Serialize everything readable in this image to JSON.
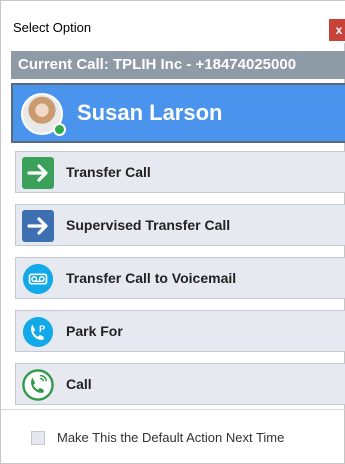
{
  "window": {
    "title": "Select Option",
    "close_label": "x"
  },
  "current_call": {
    "text": "Current Call: TPLIH Inc - +18474025000"
  },
  "contact": {
    "name": "Susan Larson",
    "status_color": "#2ea84a"
  },
  "options": [
    {
      "label": "Transfer Call",
      "icon": "arrow-right-green-icon"
    },
    {
      "label": "Supervised Transfer Call",
      "icon": "arrow-right-blue-icon"
    },
    {
      "label": "Transfer Call to Voicemail",
      "icon": "voicemail-icon"
    },
    {
      "label": "Park For",
      "icon": "park-phone-icon"
    },
    {
      "label": "Call",
      "icon": "phone-call-icon"
    }
  ],
  "default_action": {
    "label": "Make This the Default Action Next Time",
    "checked": false
  },
  "colors": {
    "accent_blue": "#4a94ee",
    "call_bar": "#8e9aa6",
    "green": "#3aa05a",
    "blue_dark": "#3e6fb0",
    "cyan": "#12a9e8"
  }
}
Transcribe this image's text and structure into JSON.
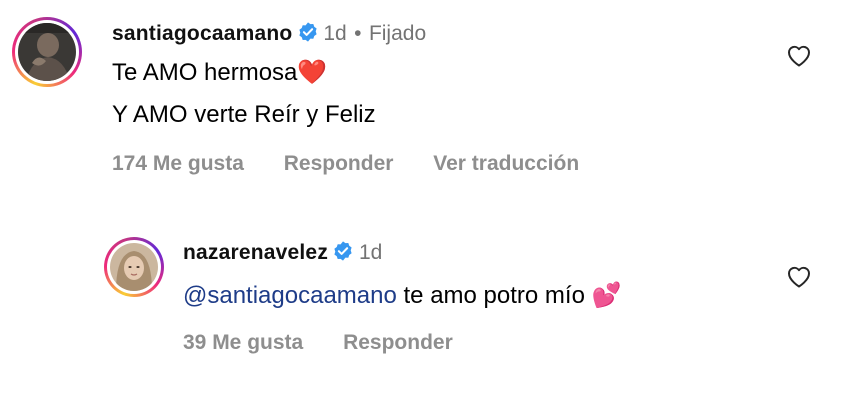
{
  "comments": [
    {
      "username": "santiagocaamano",
      "age": "1d",
      "separator": "•",
      "pinned_label": "Fijado",
      "lines": [
        "Te AMO hermosa",
        "Y AMO verte Reír y Feliz"
      ],
      "line1_emoji": "❤️",
      "likes_label": "174 Me gusta",
      "reply_label": "Responder",
      "translate_label": "Ver traducción"
    },
    {
      "username": "nazarenavelez",
      "age": "1d",
      "mention": "@santiagocaamano",
      "text": "te amo potro mío",
      "emoji": "💕",
      "likes_label": "39 Me gusta",
      "reply_label": "Responder"
    }
  ],
  "colors": {
    "verified": "#3797f0",
    "mention": "#1e3c88",
    "muted": "#737373"
  }
}
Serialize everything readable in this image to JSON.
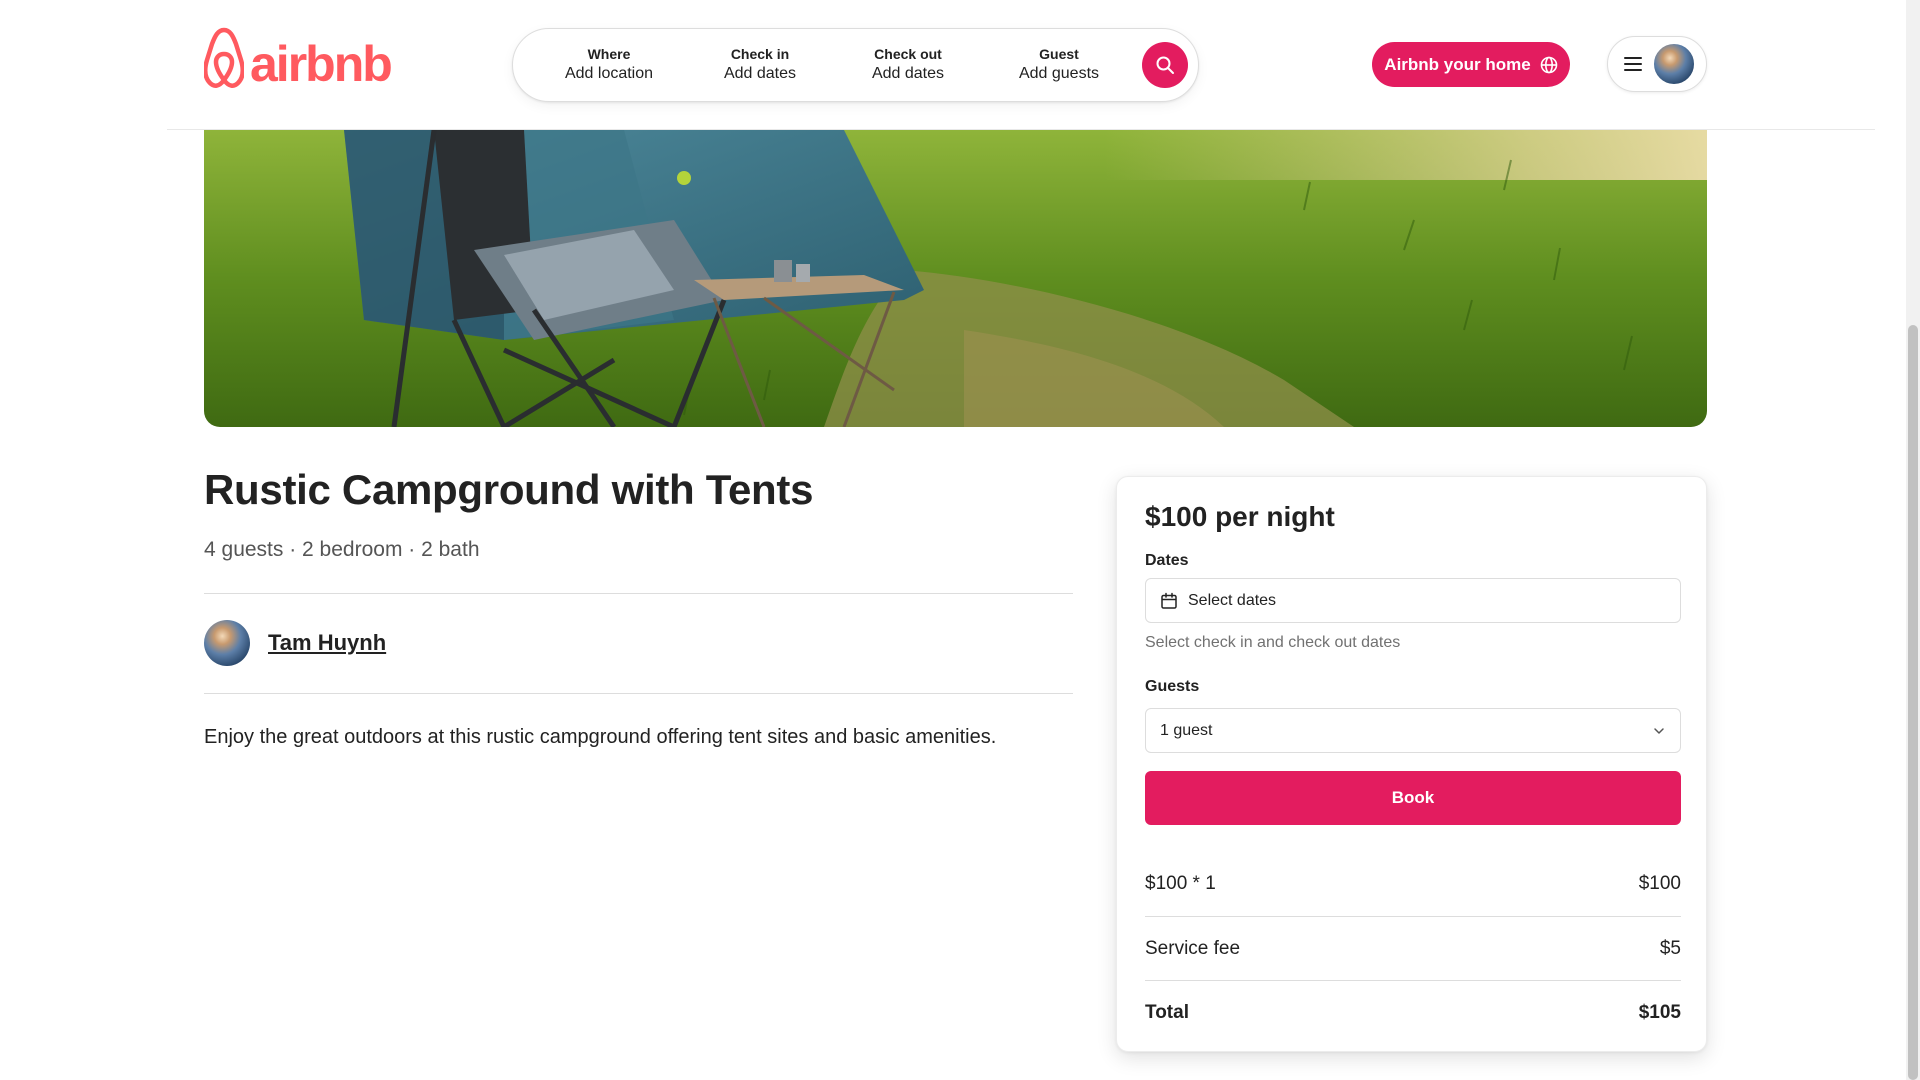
{
  "header": {
    "logo_text": "airbnb",
    "search": {
      "where": {
        "label": "Where",
        "value": "Add location"
      },
      "check_in": {
        "label": "Check in",
        "value": "Add dates"
      },
      "check_out": {
        "label": "Check out",
        "value": "Add dates"
      },
      "guest": {
        "label": "Guest",
        "value": "Add guests"
      }
    },
    "host_button_label": "Airbnb your home"
  },
  "listing": {
    "title": "Rustic Campground with Tents",
    "subtitle": "4 guests · 2 bedroom · 2 bath",
    "host_name": "Tam Huynh",
    "description": "Enjoy the great outdoors at this rustic campground offering tent sites and basic amenities."
  },
  "booking": {
    "price_per_night": "$100 per night",
    "dates_label": "Dates",
    "dates_placeholder": "Select dates",
    "dates_hint": "Select check in and check out dates",
    "guests_label": "Guests",
    "guests_value": "1 guest",
    "book_label": "Book",
    "line_items": [
      {
        "label": "$100 * 1",
        "amount": "$100"
      },
      {
        "label": "Service fee",
        "amount": "$5"
      }
    ],
    "total": {
      "label": "Total",
      "amount": "$105"
    }
  },
  "colors": {
    "brand": "#ff5a5f",
    "accent": "#e31c5f"
  }
}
# # #
EXERCISE AIM
From the listing, extract all text exactly as given and drop any picture.

RESPONSE TO THE EXERCISE
Serialize everything readable in this image to JSON.
{
  "window": {
    "title": "Select Option",
    "close_label": "x"
  },
  "current_call": {
    "text": "Current Call: TPLIH Inc - +18474025000"
  },
  "contact": {
    "name": "Susan Larson",
    "status_color": "#2ea84a"
  },
  "options": [
    {
      "label": "Transfer Call",
      "icon": "arrow-right-green-icon"
    },
    {
      "label": "Supervised Transfer Call",
      "icon": "arrow-right-blue-icon"
    },
    {
      "label": "Transfer Call to Voicemail",
      "icon": "voicemail-icon"
    },
    {
      "label": "Park For",
      "icon": "park-phone-icon"
    },
    {
      "label": "Call",
      "icon": "phone-call-icon"
    }
  ],
  "default_action": {
    "label": "Make This the Default Action Next Time",
    "checked": false
  },
  "colors": {
    "accent_blue": "#4a94ee",
    "call_bar": "#8e9aa6",
    "green": "#3aa05a",
    "blue_dark": "#3e6fb0",
    "cyan": "#12a9e8"
  }
}
Transcribe this image's text and structure into JSON.
{
  "comments": [
    {
      "username": "santiagocaamano",
      "age": "1d",
      "separator": "•",
      "pinned_label": "Fijado",
      "lines": [
        "Te AMO hermosa",
        "Y AMO verte Reír y Feliz"
      ],
      "line1_emoji": "❤️",
      "likes_label": "174 Me gusta",
      "reply_label": "Responder",
      "translate_label": "Ver traducción"
    },
    {
      "username": "nazarenavelez",
      "age": "1d",
      "mention": "@santiagocaamano",
      "text": "te amo potro mío",
      "emoji": "💕",
      "likes_label": "39 Me gusta",
      "reply_label": "Responder"
    }
  ],
  "colors": {
    "verified": "#3797f0",
    "mention": "#1e3c88",
    "muted": "#737373"
  }
}
Serialize everything readable in this image to JSON.
{
  "header": {
    "logo_text": "airbnb",
    "search": {
      "where": {
        "label": "Where",
        "value": "Add location"
      },
      "check_in": {
        "label": "Check in",
        "value": "Add dates"
      },
      "check_out": {
        "label": "Check out",
        "value": "Add dates"
      },
      "guest": {
        "label": "Guest",
        "value": "Add guests"
      }
    },
    "host_button_label": "Airbnb your home"
  },
  "listing": {
    "title": "Rustic Campground with Tents",
    "subtitle": "4 guests · 2 bedroom · 2 bath",
    "host_name": "Tam Huynh",
    "description": "Enjoy the great outdoors at this rustic campground offering tent sites and basic amenities."
  },
  "booking": {
    "price_per_night": "$100 per night",
    "dates_label": "Dates",
    "dates_placeholder": "Select dates",
    "dates_hint": "Select check in and check out dates",
    "guests_label": "Guests",
    "guests_value": "1 guest",
    "book_label": "Book",
    "line_items": [
      {
        "label": "$100 * 1",
        "amount": "$100"
      },
      {
        "label": "Service fee",
        "amount": "$5"
      }
    ],
    "total": {
      "label": "Total",
      "amount": "$105"
    }
  },
  "colors": {
    "brand": "#ff5a5f",
    "accent": "#e31c5f"
  }
}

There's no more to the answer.